- CHALLENGE: Below are the records; collect from them each line containing the string "marker".

- DATA SUPPLIED:

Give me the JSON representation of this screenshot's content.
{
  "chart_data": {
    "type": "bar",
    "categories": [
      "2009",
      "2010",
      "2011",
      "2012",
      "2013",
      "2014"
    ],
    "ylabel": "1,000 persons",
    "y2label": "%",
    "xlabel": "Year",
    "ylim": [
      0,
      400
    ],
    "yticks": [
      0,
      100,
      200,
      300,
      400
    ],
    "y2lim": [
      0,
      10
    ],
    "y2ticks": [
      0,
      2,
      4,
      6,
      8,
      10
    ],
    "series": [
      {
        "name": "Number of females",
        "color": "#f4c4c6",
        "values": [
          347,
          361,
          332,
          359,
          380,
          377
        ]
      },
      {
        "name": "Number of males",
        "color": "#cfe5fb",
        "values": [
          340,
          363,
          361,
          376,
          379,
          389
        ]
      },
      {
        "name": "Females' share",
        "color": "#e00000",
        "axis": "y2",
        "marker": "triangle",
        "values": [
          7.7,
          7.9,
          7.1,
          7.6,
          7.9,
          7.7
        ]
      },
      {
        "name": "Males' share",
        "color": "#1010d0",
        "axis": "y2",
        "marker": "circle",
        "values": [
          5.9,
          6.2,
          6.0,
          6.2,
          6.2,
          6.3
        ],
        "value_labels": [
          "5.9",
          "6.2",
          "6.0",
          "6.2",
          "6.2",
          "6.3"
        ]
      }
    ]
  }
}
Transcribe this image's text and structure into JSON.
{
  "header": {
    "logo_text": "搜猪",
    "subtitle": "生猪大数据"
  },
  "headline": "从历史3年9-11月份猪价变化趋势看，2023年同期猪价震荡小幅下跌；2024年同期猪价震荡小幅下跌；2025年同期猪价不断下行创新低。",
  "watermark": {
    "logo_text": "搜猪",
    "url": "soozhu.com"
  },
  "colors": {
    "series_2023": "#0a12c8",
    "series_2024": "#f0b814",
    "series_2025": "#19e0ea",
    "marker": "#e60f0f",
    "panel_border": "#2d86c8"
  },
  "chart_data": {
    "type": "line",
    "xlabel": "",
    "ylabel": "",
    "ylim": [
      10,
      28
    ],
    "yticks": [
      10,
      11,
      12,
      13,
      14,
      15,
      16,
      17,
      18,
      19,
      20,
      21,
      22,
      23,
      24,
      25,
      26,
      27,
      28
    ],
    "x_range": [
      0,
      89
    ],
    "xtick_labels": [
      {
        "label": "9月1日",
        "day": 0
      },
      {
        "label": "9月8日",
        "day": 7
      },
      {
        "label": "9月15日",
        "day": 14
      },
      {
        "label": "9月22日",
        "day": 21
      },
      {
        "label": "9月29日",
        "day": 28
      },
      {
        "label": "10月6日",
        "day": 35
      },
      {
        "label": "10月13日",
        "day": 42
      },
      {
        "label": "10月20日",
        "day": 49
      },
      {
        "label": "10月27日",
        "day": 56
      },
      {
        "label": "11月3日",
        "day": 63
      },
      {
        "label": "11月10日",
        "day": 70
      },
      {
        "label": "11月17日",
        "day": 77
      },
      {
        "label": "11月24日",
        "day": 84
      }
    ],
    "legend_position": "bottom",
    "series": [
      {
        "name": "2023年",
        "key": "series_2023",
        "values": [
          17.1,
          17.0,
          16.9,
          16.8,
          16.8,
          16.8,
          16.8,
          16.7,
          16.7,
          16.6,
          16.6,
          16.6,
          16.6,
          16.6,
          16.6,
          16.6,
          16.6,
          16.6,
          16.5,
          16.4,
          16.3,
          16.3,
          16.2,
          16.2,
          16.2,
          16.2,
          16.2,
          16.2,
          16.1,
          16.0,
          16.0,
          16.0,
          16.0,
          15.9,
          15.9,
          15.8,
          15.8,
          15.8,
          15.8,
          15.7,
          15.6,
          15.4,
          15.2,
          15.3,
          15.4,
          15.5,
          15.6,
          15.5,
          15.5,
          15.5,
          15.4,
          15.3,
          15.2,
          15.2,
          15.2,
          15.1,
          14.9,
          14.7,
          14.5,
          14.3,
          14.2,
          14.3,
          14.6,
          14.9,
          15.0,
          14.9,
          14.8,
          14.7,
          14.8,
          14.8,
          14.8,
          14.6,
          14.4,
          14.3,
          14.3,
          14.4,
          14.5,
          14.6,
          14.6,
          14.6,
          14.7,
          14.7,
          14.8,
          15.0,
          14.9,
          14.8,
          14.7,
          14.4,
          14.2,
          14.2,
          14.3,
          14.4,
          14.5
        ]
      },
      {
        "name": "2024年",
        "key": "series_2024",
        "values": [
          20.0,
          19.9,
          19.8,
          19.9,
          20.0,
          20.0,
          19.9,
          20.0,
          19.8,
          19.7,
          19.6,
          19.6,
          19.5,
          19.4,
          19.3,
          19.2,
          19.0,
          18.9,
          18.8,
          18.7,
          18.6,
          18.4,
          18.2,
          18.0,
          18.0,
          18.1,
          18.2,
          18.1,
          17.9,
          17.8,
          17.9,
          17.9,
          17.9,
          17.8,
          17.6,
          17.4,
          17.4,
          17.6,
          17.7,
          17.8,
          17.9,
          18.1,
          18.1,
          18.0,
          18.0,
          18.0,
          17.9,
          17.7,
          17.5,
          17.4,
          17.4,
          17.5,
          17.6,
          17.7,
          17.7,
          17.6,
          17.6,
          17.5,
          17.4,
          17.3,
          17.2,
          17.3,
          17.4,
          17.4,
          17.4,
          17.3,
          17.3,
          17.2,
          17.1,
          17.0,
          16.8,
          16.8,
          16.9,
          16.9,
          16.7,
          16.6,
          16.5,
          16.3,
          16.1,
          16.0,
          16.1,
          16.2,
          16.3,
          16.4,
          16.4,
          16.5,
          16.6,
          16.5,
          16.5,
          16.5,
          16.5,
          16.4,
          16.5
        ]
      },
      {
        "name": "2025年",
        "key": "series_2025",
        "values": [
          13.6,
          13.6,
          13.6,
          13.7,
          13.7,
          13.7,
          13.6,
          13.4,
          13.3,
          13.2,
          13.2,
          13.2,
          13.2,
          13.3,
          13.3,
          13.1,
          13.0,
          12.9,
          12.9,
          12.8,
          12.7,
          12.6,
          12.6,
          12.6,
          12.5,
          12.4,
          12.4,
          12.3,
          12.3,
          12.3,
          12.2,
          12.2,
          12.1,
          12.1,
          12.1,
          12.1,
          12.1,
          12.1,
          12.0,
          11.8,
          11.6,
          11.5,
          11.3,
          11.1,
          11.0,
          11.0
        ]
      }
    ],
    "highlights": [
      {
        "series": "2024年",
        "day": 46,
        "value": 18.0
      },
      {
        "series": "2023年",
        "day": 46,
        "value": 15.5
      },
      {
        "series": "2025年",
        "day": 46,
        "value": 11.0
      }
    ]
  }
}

- TASK SOLUTION:
        "marker": "triangle",
        "marker": "circle",
    "marker": "#e60f0f",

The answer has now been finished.